>> start

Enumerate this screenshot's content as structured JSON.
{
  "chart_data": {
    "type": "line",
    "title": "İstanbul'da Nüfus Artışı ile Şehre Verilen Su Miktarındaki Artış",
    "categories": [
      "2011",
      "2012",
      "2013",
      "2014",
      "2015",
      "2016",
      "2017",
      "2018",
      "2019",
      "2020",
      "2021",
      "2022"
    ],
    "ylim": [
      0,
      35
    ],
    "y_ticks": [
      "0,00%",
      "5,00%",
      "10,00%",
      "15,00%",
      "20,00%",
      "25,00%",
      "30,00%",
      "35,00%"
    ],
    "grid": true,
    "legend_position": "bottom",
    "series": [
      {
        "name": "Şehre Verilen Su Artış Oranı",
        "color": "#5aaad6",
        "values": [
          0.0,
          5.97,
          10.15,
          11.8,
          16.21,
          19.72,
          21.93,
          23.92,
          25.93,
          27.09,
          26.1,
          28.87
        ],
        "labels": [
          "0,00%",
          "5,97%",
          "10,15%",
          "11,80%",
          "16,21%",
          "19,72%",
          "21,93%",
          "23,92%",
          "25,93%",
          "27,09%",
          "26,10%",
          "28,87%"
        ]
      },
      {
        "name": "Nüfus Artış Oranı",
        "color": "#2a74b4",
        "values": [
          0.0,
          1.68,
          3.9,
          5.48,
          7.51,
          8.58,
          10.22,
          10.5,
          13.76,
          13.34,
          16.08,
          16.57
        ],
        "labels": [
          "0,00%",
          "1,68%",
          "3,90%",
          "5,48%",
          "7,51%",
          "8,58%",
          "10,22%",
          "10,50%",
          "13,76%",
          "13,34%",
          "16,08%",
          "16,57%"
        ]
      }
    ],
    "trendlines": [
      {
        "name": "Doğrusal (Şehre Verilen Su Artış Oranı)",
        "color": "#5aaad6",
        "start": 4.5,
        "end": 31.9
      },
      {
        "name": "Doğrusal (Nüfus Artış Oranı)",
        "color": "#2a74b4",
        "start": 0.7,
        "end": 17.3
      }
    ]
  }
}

>> end

--- Directive ---
Work out how many lines of the data above contain the string "Şehre" and give the number alone.

--- Final result ---
3